**What to do**
[a] Reproduce the passage of the Repertory Project article starting at "While learning acting" and ending at "his busy schedule.".
[b] In the Repertory Project article, what reason does Schenk give for thinking of the technical crew as the unsung heroes of the theatre? Answer in one to three sentences.

--- Start of Extract provided ---

While learning acting skills from the Equity actors who are participating in The Repertory Project, a joint effort of The New Harmony Theatre and University of Southern Indiana Theatre, has been rewarding for USI theatre students, another important skills students have learned has been time management. Theatre students it balance college classes, play rehearsal and performance, and jobs. Most theatre students work full-time and to go to classes full-time.

Theatre major Josh Lenn scheduled classes this fall semester around the repertory experience. “I knew this season would lend itself to some long, long hours” Lenn’s part-time landscaping job lends itself to peaceful, mundane moments that are too few in his busy schedule.

Theatre major Rachel Schenk carries 15 hours of class work, works part-time and has roles in both fall productions. She said “Managing my time … just requires finding little moments here and there to get something done. An hour here to run to the library. Fifteen minutes there to read a chapter.”

Being in two entirely differently productions on consecutive nights for four weeks has been a learning experience both on and off stage. Schenk, a Mater Dei graduate, has had experience on stage in her high school productions, but juggling two plays and two directors on alternating nights has been an huge mental exercise. “It has been a crazy shift between a comedy and a darker drama Westside every night. I have learned so much from both directors.”

Lenn, whose previous experience was in Reitz High School’s shows, honed his carpentry experience at Civic Theatre volunteering to strike (take down after a production) sets. “It was like reverse carpentry,” he said. He has learned technical skills from his work as master carpenter for The Repertory Project. “I learned how to build the spider web set suspended from the ceiling of both productions. We made it out of PVC pipe and used heat guns to make waves and angles of the web.”

Being able to participate in The Repertory Project this fall and The New Harmony Theatre’s summer season allowed Schenk to develop a sense of how much work it takes to mount a theatrical production. She played a middle-aged Theresa Salieri in “Amadeus” and served on the technical crew the rest of the season and ran sound cues with three other students. She said “We were in a small room and couldn’t leave once the play started. It was hot, and cramped and easy to lose your focus. I think of the technical crew as the unsung heroes of the theatre.”

--- End of Extract provided ---
--- Start of Data ---

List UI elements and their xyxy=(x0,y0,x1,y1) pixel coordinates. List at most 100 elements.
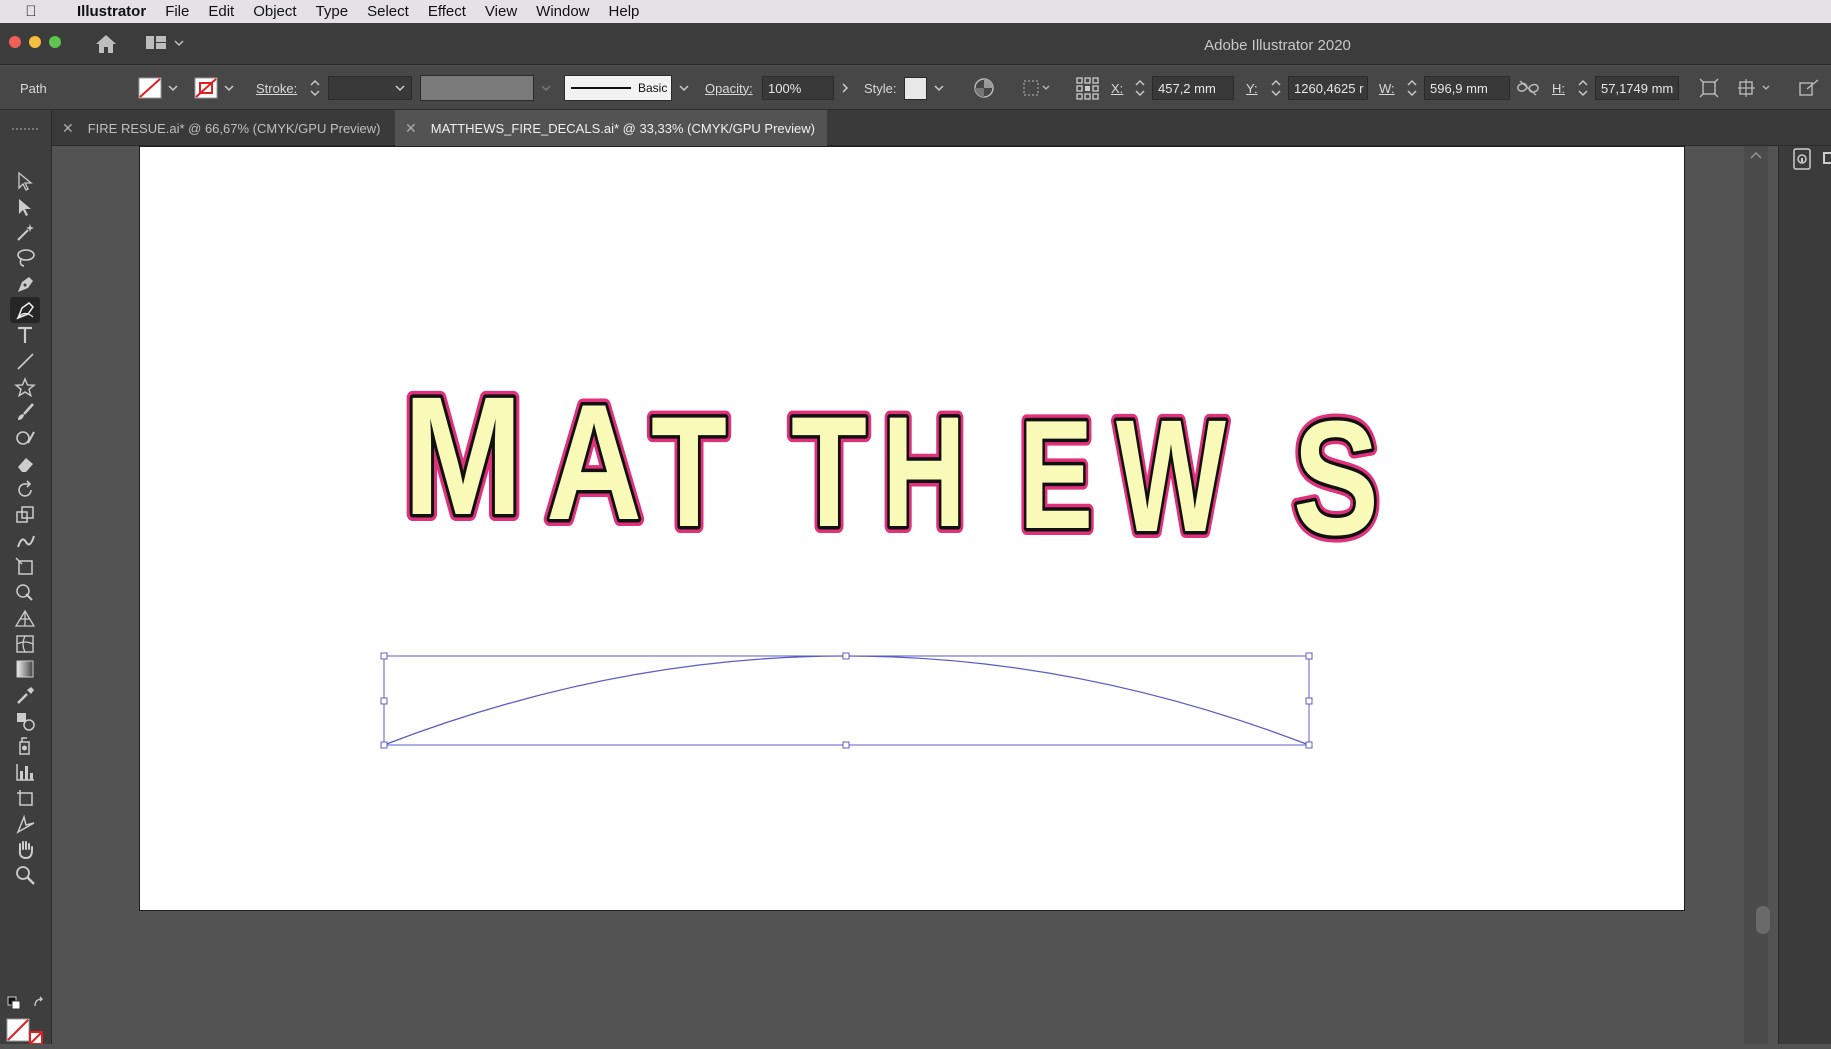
tab-fire-resue[interactable]: ✕ FIRE RESUE.ai* @ 66,67% (CMYK/GPU Prev… xyxy=(52,110,394,146)
control-panel-menu-icon[interactable] xyxy=(1797,66,1821,110)
menu-help[interactable]: Help xyxy=(609,3,640,20)
close-tab-icon[interactable]: ✕ xyxy=(62,120,74,137)
opacity-field[interactable]: 100% xyxy=(762,76,834,100)
close-tab-icon[interactable]: ✕ xyxy=(405,120,417,137)
gradient-icon[interactable] xyxy=(10,656,40,682)
menu-object[interactable]: Object xyxy=(253,3,296,20)
swap-fill-stroke-icon[interactable] xyxy=(32,996,46,1010)
style-chevron-icon[interactable] xyxy=(933,66,945,110)
recolor-artwork-icon[interactable] xyxy=(973,66,995,110)
isolate-object-icon[interactable] xyxy=(1737,66,1773,110)
brush-chevron-icon[interactable] xyxy=(678,66,690,110)
menu-select[interactable]: Select xyxy=(367,3,409,20)
bounding-box-handle[interactable] xyxy=(380,652,388,660)
eraser-icon[interactable] xyxy=(10,451,40,477)
reference-point-icon[interactable] xyxy=(1075,66,1099,110)
artboard[interactable]: MMAATTTTHHEEWWSS xyxy=(139,146,1685,911)
selected-arc-path[interactable] xyxy=(380,652,1313,749)
stroke-swatch[interactable] xyxy=(194,66,218,110)
letter-w[interactable]: W xyxy=(1113,383,1230,569)
w-field[interactable]: 596,9 mm xyxy=(1424,76,1510,100)
zoom-icon[interactable] xyxy=(10,862,40,888)
shaper-icon[interactable] xyxy=(10,425,40,451)
constrain-proportions-link-icon[interactable] xyxy=(1516,66,1540,110)
scrollbar-thumb[interactable] xyxy=(1756,906,1770,934)
paintbrush-icon[interactable] xyxy=(10,399,40,425)
selection-icon[interactable] xyxy=(10,168,40,194)
y-label[interactable]: Y: xyxy=(1246,66,1258,110)
bounding-box-handle[interactable] xyxy=(842,652,850,660)
w-label[interactable]: W: xyxy=(1379,66,1395,110)
type-icon[interactable] xyxy=(10,322,40,348)
apple-icon[interactable]:  xyxy=(18,3,44,20)
magic-wand-icon[interactable] xyxy=(10,219,40,245)
stroke-label[interactable]: Stroke: xyxy=(256,66,297,110)
curvature-icon[interactable] xyxy=(10,296,40,323)
panel-tab-icon[interactable] xyxy=(1823,152,1831,164)
matthews-lettering[interactable]: MM AA TT TT HH EE WW SS xyxy=(396,354,1386,576)
tools-panel-grip[interactable] xyxy=(12,128,38,130)
h-stepper[interactable] xyxy=(1577,66,1589,110)
letter-a[interactable]: A xyxy=(543,367,646,558)
bounding-box-handle[interactable] xyxy=(1305,652,1313,660)
align-to-selection-icon[interactable] xyxy=(1022,66,1052,110)
symbol-sprayer-icon[interactable] xyxy=(10,733,40,759)
w-stepper[interactable] xyxy=(1406,66,1418,110)
shape-builder-icon[interactable] xyxy=(10,579,40,605)
graph-icon[interactable] xyxy=(10,759,40,785)
fill-swatch[interactable] xyxy=(138,66,162,110)
mesh-icon[interactable] xyxy=(10,631,40,657)
lasso-icon[interactable] xyxy=(10,245,40,271)
blend-icon[interactable] xyxy=(10,708,40,734)
menu-edit[interactable]: Edit xyxy=(208,3,234,20)
menu-type[interactable]: Type xyxy=(316,3,349,20)
tab-matthews-fire-decals[interactable]: ✕ MATTHEWS_FIRE_DECALS.ai* @ 33,33% (CMY… xyxy=(395,110,827,146)
menu-effect[interactable]: Effect xyxy=(428,3,466,20)
opacity-label[interactable]: Opacity: xyxy=(705,66,753,110)
letter-h[interactable]: H xyxy=(879,381,970,564)
x-stepper[interactable] xyxy=(1134,66,1146,110)
letter-e[interactable]: E xyxy=(1016,385,1097,565)
bounding-box-handle[interactable] xyxy=(842,741,850,749)
bounding-box-handle[interactable] xyxy=(380,741,388,749)
letter-t[interactable]: T xyxy=(648,381,731,564)
menu-window[interactable]: Window xyxy=(536,3,589,20)
line-segment-icon[interactable] xyxy=(10,348,40,374)
eyedropper-icon[interactable] xyxy=(10,682,40,708)
pen-icon[interactable] xyxy=(10,271,40,297)
menu-view[interactable]: View xyxy=(485,3,517,20)
stroke-weight-chevron-icon[interactable] xyxy=(394,66,406,110)
slice-icon[interactable] xyxy=(10,811,40,837)
h-label[interactable]: H: xyxy=(1552,66,1565,110)
stroke-weight-stepper[interactable] xyxy=(309,66,321,110)
x-label[interactable]: X: xyxy=(1111,66,1123,110)
x-field[interactable]: 457,2 mm xyxy=(1152,76,1234,100)
artboard-icon[interactable] xyxy=(10,785,40,811)
letter-t[interactable]: T xyxy=(788,381,871,564)
fill-dropdown-chevron-icon[interactable] xyxy=(167,66,179,110)
letter-s[interactable]: S xyxy=(1290,385,1383,573)
menu-file[interactable]: File xyxy=(165,3,189,20)
y-field[interactable]: 1260,4625 r xyxy=(1288,76,1368,100)
bounding-box-handle[interactable] xyxy=(1305,697,1313,705)
profile-chevron-icon[interactable] xyxy=(540,66,552,110)
h-field[interactable]: 57,1749 mm xyxy=(1595,76,1679,100)
menu-app-name[interactable]: Illustrator xyxy=(77,3,146,20)
fill-stroke-swatches[interactable] xyxy=(6,1018,46,1045)
warp-icon[interactable] xyxy=(10,528,40,554)
bounding-box-handle[interactable] xyxy=(380,697,388,705)
brush-definition[interactable]: Basic xyxy=(564,75,672,101)
letter-m[interactable]: M xyxy=(400,358,527,554)
stroke-dropdown-chevron-icon[interactable] xyxy=(223,66,235,110)
star-icon[interactable] xyxy=(10,374,40,400)
direct-selection-icon[interactable] xyxy=(10,194,40,220)
properties-panel-icon[interactable] xyxy=(1791,146,1817,172)
artwork-svg[interactable]: MM AA TT TT HH EE WW SS xyxy=(140,147,1686,912)
hand-icon[interactable] xyxy=(10,836,40,862)
rotate-icon[interactable] xyxy=(10,476,40,502)
perspective-grid-icon[interactable] xyxy=(10,605,40,631)
variable-width-profile[interactable] xyxy=(420,75,534,101)
graphic-style-swatch[interactable] xyxy=(904,76,927,100)
scroll-up-icon[interactable] xyxy=(1744,146,1768,166)
default-fill-stroke-icon[interactable] xyxy=(7,996,21,1010)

--- End of Data ---

**Responses per task**
[a]
While learning acting skills from the Equity actors who are participating in The Repertory Project, a joint effort of The New Harmony Theatre and University of Southern Indiana Theatre, has been rewarding for USI theatre students, another important skills students have learned has been time management. Theatre students it balance college classes, play rehearsal and performance, and jobs. Most theatre students work full-time and to go to classes full-time.

Theatre major Josh Lenn scheduled classes this fall semester around the repertory experience. “I knew this season would lend itself to some long, long hours” Lenn’s part-time landscaping job lends itself to peaceful, mundane moments that are too few in his busy schedule.

[b] Schenk says that while running sound cues with three other students, the crew was in a small room and couldn't leave once the play started. She describes it as hot and cramped, and says it was easy to lose focus.